# Aim
Without any pictures, reproduce exactly the lines running from the line containing "What does this" through the end of the entries.

# Records provided
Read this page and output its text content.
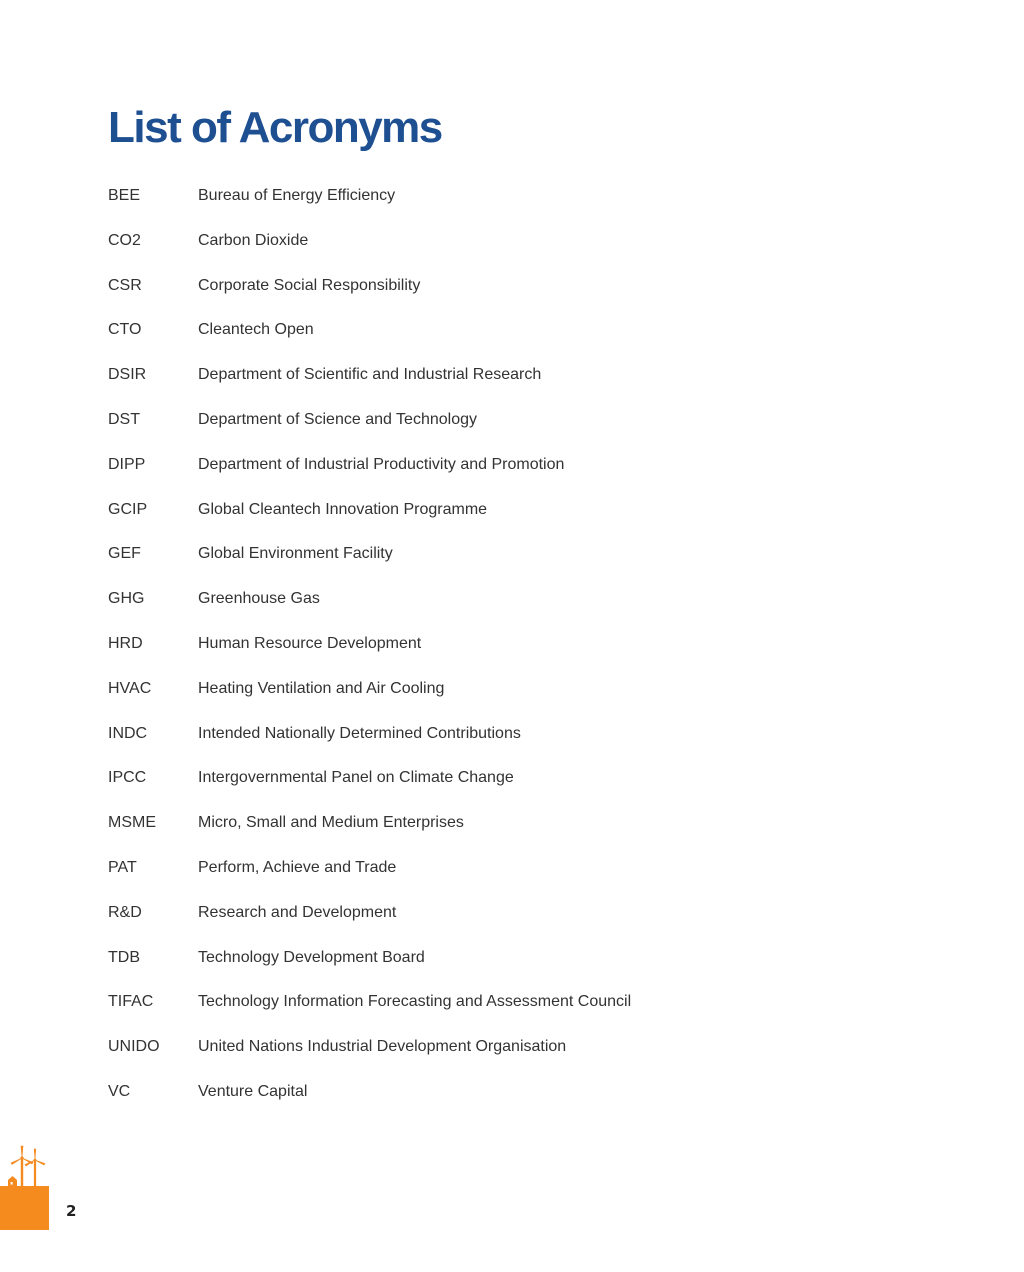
List of Acronyms
BEE	Bureau of Energy Efficiency
CO2	Carbon Dioxide
CSR	Corporate Social Responsibility
CTO	Cleantech Open
DSIR	Department of Scientific and Industrial Research
DST	Department of Science and Technology
DIPP	Department of Industrial Productivity and Promotion
GCIP	Global Cleantech Innovation Programme
GEF	Global Environment Facility
GHG	Greenhouse Gas
HRD	Human Resource Development
HVAC	Heating Ventilation and Air Cooling
INDC	Intended Nationally Determined Contributions
IPCC	Intergovernmental Panel on Climate Change
MSME	Micro, Small and Medium Enterprises
PAT	Perform, Achieve and Trade
R&D	Research and Development
TDB	Technology Development Board
TIFAC	Technology Information Forecasting and Assessment Council
UNIDO	United Nations Industrial Development Organisation
VC	Venture Capital
2
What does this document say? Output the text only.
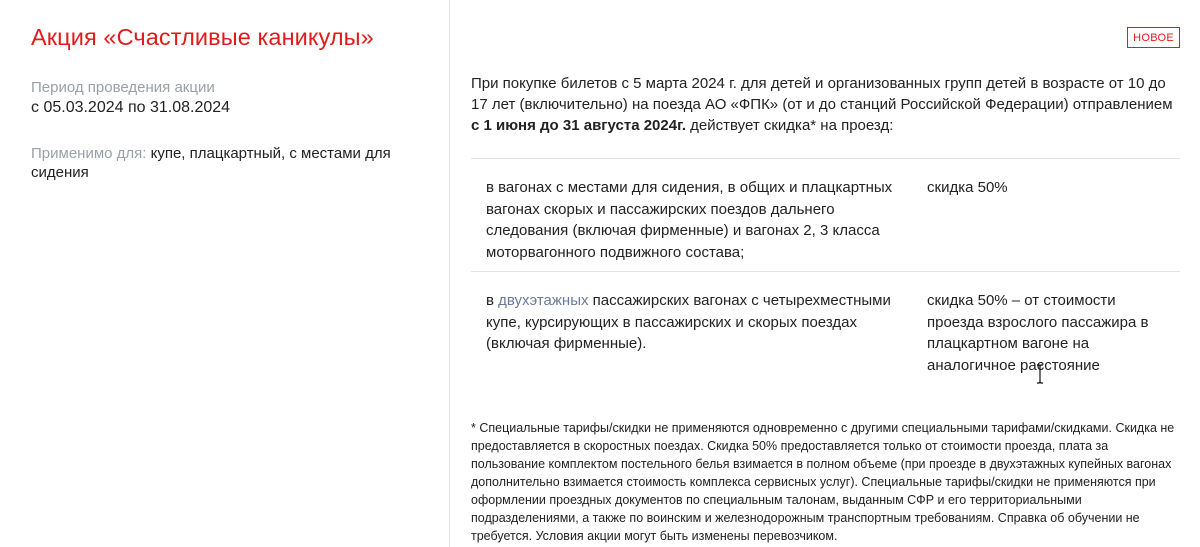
Акция «Счастливые каникулы»
Период проведения акции
с 05.03.2024 по 31.08.2024
Применимо для: купе, плацкартный, с местами для сидения
НОВОЕ

При покупке билетов с 5 марта 2024 г. для детей и организованных групп детей в возрасте от 10 до 17 лет (включительно) на поезда АО «ФПК» (от и до станций Российской Федерации) отправлением с 1 июня до 31 августа 2024г. действует скидка* на проезд:

в вагонах с местами для сидения, в общих и плацкартных вагонах скорых и пассажирских поездов дальнего следования (включая фирменные) и вагонах 2, 3 класса моторвагонного подвижного состава;
скидка 50%
в двухэтажных пассажирских вагонах с четырехместными купе, курсирующих в пассажирских и скорых поездах (включая фирменные).
скидка 50% – от стоимости проезда взрослого пассажира в плацкартном вагоне на аналогичное расстояние

* Специальные тарифы/скидки не применяются одновременно с другими специальными тарифами/скидками. Скидка не предоставляется в скоростных поездах. Скидка 50% предоставляется только от стоимости проезда, плата за пользование комплектом постельного белья взимается в полном объеме (при проезде в двухэтажных купейных вагонах дополнительно взимается стоимость комплекса сервисных услуг). Специальные тарифы/скидки не применяются при оформлении проездных документов по специальным талонам, выданным СФР и его территориальными подразделениями, а также по воинским и железнодорожным транспортным требованиям. Справка об обучении не требуется. Условия акции могут быть изменены перевозчиком.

# Solution to the exercise
What does this document say? Output the text only.
Акция «Счастливые каникулы»
Период проведения акции
с 05.03.2024 по 31.08.2024
Применимо для: купе, плацкартный, с местами для сидения
НОВОЕ

При покупке билетов с 5 марта 2024 г. для детей и организованных групп детей в возрасте от 10 до 17 лет (включительно) на поезда АО «ФПК» (от и до станций Российской Федерации) отправлением с 1 июня до 31 августа 2024г. действует скидка* на проезд:

в вагонах с местами для сидения, в общих и плацкартных вагонах скорых и пассажирских поездов дальнего следования (включая фирменные) и вагонах 2, 3 класса моторвагонного подвижного состава;
скидка 50%
в двухэтажных пассажирских вагонах с четырехместными купе, курсирующих в пассажирских и скорых поездах (включая фирменные).
скидка 50% – от стоимости проезда взрослого пассажира в плацкартном вагоне на аналогичное расстояние

* Специальные тарифы/скидки не применяются одновременно с другими специальными тарифами/скидками. Скидка не предоставляется в скоростных поездах. Скидка 50% предоставляется только от стоимости проезда, плата за пользование комплектом постельного белья взимается в полном объеме (при проезде в двухэтажных купейных вагонах дополнительно взимается стоимость комплекса сервисных услуг). Специальные тарифы/скидки не применяются при оформлении проездных документов по специальным талонам, выданным СФР и его территориальными подразделениями, а также по воинским и железнодорожным транспортным требованиям. Справка об обучении не требуется. Условия акции могут быть изменены перевозчиком.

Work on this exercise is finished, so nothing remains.